[Stored items from a collection]

┄┄┄┄┄┄

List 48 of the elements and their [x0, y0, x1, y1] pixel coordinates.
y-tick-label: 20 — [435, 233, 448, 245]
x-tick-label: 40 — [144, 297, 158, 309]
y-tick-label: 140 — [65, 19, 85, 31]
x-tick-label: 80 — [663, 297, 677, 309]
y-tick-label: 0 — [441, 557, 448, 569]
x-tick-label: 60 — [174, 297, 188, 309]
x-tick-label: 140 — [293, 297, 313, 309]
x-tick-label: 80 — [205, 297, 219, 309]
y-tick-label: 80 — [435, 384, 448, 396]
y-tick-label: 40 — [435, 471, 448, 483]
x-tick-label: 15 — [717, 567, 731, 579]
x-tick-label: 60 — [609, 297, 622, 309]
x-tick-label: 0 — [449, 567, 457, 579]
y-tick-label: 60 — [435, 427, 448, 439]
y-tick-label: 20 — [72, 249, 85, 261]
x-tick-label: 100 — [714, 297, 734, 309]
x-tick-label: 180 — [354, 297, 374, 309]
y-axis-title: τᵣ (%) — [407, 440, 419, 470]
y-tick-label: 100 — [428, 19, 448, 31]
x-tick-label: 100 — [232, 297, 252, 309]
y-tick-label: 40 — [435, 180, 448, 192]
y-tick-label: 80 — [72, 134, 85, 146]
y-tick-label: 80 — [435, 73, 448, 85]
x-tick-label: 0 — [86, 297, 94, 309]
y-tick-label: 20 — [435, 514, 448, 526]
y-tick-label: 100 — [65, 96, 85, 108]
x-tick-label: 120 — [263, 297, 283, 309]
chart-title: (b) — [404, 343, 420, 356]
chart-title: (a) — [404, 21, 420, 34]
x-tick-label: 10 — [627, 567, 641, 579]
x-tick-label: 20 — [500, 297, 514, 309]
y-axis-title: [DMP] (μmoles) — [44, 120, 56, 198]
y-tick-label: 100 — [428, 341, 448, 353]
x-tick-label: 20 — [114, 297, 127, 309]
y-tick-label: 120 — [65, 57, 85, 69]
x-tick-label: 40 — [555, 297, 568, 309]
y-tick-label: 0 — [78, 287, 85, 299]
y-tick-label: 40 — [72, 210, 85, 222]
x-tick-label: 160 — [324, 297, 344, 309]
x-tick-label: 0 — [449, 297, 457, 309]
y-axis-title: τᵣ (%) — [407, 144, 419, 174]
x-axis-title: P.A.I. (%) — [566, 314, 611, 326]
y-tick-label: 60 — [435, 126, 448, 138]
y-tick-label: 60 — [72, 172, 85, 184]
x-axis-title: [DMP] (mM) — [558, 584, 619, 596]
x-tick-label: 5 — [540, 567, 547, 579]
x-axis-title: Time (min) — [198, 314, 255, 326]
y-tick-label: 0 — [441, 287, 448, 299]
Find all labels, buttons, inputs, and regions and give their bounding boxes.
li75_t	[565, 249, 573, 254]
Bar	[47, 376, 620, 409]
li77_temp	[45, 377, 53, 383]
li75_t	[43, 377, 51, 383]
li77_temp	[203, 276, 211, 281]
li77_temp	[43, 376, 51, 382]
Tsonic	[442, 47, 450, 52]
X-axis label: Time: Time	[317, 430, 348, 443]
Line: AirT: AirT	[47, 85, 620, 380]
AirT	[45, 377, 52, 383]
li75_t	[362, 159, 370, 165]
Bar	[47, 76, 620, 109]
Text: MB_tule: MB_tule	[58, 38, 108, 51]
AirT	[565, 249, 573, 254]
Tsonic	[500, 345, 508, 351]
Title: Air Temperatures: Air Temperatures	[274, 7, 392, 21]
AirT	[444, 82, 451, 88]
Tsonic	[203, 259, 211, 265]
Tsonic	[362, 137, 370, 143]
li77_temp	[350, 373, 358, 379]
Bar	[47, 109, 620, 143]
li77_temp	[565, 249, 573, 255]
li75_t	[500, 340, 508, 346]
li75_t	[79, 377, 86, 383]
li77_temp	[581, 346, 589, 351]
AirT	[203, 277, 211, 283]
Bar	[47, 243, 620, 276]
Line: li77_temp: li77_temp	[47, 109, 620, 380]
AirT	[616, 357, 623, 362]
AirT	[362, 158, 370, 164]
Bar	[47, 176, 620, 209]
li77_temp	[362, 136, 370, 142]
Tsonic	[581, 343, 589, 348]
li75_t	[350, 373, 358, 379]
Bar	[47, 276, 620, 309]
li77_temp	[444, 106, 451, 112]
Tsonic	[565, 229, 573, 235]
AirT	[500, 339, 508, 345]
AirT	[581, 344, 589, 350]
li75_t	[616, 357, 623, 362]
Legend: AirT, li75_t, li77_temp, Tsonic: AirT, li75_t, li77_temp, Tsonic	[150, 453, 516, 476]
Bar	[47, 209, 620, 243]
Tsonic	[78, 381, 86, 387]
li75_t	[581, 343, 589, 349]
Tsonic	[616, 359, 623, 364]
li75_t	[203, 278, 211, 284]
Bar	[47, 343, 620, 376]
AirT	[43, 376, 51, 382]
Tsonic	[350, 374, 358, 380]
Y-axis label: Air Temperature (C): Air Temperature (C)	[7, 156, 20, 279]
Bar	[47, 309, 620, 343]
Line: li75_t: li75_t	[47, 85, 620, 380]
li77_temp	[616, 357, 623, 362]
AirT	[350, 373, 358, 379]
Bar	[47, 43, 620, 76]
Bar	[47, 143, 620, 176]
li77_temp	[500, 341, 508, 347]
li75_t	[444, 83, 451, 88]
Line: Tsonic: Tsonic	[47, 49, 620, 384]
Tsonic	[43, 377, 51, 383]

┄┄┄┄┄┄

Written instruction: Retype the lines starting at the very first one and ending at the line that contains "y-tick-label: 80 — [435, 384, 448, 396]", with both ends included and nothing changed.

Reply:
List 48 of the elements and their [x0, y0, x1, y1] pixel coordinates.
y-tick-label: 20 — [435, 233, 448, 245]
x-tick-label: 40 — [144, 297, 158, 309]
y-tick-label: 140 — [65, 19, 85, 31]
x-tick-label: 80 — [663, 297, 677, 309]
y-tick-label: 0 — [441, 557, 448, 569]
x-tick-label: 60 — [174, 297, 188, 309]
x-tick-label: 140 — [293, 297, 313, 309]
x-tick-label: 80 — [205, 297, 219, 309]
y-tick-label: 80 — [435, 384, 448, 396]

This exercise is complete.